BEGIN Material shown

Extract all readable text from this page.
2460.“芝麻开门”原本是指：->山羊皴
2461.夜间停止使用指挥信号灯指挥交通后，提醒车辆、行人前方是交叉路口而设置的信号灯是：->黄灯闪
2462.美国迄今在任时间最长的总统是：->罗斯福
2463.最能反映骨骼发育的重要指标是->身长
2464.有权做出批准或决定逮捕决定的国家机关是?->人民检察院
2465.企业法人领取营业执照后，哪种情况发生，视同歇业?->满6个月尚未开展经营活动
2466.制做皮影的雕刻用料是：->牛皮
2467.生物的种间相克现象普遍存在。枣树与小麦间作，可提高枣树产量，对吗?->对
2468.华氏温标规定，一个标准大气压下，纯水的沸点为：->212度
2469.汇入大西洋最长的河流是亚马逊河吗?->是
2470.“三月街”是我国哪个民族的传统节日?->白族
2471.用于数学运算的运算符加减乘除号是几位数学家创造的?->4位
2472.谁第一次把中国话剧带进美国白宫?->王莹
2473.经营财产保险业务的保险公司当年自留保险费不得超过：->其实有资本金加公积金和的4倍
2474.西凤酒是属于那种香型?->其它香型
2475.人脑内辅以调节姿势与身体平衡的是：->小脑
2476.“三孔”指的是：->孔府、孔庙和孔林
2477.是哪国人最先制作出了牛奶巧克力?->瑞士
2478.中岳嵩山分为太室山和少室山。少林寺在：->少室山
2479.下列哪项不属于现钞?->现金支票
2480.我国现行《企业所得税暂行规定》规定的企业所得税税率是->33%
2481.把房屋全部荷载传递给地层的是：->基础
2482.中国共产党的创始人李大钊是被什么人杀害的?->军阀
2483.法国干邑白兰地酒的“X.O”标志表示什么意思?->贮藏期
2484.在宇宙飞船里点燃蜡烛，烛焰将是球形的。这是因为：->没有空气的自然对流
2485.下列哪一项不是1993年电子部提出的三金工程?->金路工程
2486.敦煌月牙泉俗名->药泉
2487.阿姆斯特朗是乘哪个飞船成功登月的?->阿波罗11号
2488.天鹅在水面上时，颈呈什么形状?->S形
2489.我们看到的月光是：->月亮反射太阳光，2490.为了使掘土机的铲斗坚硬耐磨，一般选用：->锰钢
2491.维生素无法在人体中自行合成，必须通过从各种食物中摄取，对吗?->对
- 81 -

END Material shown
BEGIN Material shown

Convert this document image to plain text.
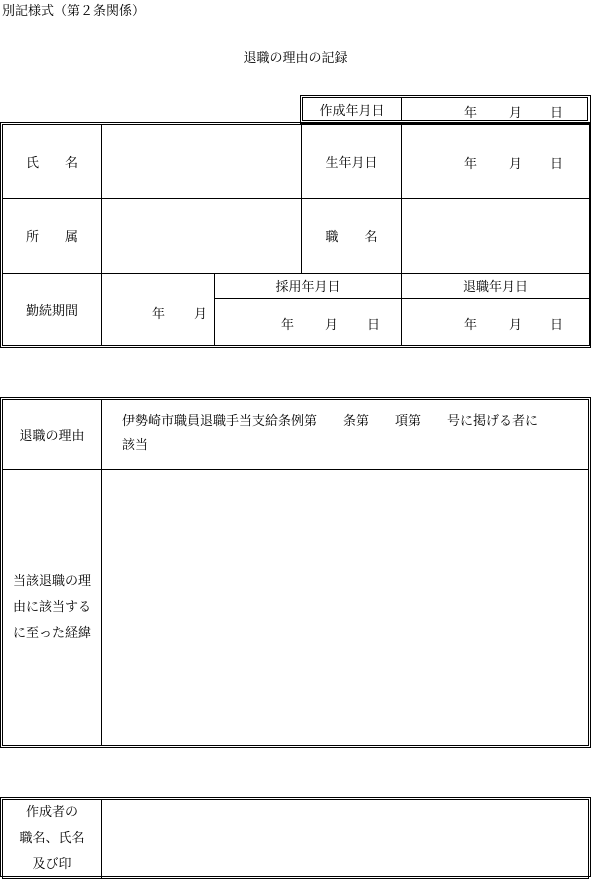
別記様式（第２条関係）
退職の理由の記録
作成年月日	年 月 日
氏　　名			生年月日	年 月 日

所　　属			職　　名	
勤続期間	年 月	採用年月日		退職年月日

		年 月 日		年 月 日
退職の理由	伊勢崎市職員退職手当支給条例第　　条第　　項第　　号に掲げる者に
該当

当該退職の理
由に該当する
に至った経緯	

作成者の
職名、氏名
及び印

END Material shown

What is asked
Pick out and copy the lines of the material that include the word "text".

Worked answer
Extract all readable text from this page.
Convert this document image to plain text.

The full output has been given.